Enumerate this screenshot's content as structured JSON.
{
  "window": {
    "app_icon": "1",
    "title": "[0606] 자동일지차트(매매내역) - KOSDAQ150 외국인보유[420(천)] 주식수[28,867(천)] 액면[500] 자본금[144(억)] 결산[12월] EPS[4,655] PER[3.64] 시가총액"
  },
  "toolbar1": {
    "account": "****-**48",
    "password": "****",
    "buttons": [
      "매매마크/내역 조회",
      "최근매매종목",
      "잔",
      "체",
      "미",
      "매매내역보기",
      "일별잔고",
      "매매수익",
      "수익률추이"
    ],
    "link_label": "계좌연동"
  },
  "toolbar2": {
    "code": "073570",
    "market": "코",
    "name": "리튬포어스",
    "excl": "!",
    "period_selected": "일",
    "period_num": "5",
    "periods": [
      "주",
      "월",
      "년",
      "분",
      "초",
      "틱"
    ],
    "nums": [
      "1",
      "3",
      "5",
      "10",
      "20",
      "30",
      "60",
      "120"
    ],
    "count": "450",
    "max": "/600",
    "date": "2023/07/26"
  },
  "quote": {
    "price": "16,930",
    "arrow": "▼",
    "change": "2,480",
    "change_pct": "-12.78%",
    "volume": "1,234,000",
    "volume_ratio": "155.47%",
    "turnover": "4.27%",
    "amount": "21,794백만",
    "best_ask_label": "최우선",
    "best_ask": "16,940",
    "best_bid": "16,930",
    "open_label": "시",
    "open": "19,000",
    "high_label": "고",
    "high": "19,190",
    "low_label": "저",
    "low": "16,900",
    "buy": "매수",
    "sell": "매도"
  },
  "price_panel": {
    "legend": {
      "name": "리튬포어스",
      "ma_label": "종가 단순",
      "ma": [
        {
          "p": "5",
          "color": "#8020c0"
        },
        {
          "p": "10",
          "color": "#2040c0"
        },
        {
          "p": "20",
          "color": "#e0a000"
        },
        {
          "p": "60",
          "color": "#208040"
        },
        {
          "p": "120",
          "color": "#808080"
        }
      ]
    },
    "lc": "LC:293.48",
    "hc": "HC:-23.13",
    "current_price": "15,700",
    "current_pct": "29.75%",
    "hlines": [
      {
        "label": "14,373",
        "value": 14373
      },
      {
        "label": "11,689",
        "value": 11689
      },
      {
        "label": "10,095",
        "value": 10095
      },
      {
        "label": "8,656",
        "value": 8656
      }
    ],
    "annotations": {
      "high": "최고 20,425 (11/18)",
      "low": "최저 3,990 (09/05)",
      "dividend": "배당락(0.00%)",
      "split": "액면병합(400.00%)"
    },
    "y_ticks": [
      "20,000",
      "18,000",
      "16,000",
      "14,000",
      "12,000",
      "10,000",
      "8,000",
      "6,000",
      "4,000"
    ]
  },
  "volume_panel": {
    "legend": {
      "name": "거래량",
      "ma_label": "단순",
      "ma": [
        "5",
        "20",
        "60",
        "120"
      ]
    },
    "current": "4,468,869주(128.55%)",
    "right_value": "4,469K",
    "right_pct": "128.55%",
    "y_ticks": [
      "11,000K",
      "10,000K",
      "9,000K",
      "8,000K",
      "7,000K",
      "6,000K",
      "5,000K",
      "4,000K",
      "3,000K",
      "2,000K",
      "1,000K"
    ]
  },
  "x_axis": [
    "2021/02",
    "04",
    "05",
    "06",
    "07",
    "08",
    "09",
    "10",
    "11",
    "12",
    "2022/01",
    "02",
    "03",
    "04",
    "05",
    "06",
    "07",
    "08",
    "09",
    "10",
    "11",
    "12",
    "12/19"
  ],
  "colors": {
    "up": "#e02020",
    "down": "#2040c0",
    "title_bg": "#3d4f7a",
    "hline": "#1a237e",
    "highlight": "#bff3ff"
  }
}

- - - - - - -

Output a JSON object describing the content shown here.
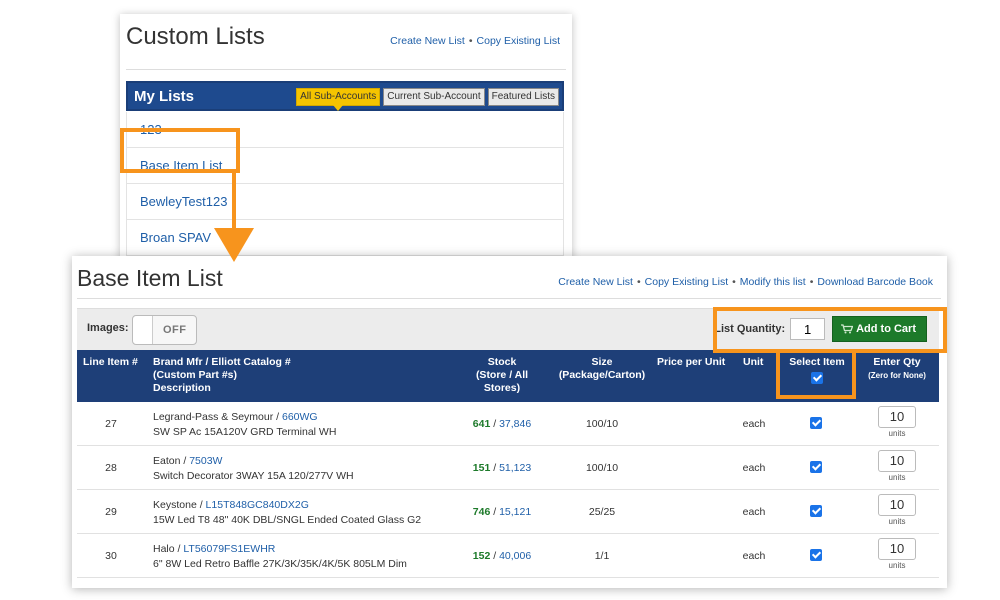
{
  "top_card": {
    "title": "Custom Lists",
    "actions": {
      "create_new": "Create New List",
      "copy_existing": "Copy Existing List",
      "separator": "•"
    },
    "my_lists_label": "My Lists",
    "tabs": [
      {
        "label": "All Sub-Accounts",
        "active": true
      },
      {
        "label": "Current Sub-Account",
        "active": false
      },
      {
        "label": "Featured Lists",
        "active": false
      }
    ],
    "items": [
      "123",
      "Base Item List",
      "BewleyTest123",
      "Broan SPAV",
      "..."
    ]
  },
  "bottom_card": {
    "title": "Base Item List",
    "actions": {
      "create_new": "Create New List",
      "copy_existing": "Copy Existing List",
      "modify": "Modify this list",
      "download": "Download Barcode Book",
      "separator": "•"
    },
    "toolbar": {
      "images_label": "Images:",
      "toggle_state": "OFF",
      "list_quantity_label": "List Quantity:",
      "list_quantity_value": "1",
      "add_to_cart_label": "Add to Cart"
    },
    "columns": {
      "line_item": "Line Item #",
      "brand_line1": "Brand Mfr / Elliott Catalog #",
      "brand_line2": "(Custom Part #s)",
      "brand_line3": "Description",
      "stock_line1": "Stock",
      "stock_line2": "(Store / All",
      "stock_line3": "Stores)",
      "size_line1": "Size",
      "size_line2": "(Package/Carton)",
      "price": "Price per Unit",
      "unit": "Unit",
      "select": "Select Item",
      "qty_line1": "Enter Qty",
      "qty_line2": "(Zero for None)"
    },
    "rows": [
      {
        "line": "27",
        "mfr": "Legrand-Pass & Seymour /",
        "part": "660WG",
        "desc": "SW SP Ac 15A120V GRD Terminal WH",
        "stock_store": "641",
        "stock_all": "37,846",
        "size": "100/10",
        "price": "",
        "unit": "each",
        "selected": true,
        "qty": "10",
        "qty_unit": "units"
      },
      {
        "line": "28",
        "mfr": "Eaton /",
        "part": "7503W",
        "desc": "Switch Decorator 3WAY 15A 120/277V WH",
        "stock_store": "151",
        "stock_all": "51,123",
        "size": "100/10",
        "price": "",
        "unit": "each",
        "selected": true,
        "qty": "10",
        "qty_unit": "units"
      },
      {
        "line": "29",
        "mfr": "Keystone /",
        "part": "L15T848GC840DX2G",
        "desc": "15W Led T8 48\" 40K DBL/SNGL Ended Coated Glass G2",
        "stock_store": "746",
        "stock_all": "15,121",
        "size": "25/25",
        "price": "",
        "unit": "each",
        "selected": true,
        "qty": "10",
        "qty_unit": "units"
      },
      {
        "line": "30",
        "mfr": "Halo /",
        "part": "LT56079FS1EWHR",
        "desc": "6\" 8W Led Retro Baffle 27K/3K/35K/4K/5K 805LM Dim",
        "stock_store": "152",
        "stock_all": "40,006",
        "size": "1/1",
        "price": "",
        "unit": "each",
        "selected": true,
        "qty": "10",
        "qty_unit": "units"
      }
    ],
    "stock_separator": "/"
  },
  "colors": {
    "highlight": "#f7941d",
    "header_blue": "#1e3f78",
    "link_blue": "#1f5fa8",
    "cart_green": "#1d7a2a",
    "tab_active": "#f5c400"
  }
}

- - - - - - -

(Goal): In the records above, locate every line with the string "this" and copy it.

(Full answer):
Enumerate this screenshot's content as structured JSON.
      "modify": "Modify this list",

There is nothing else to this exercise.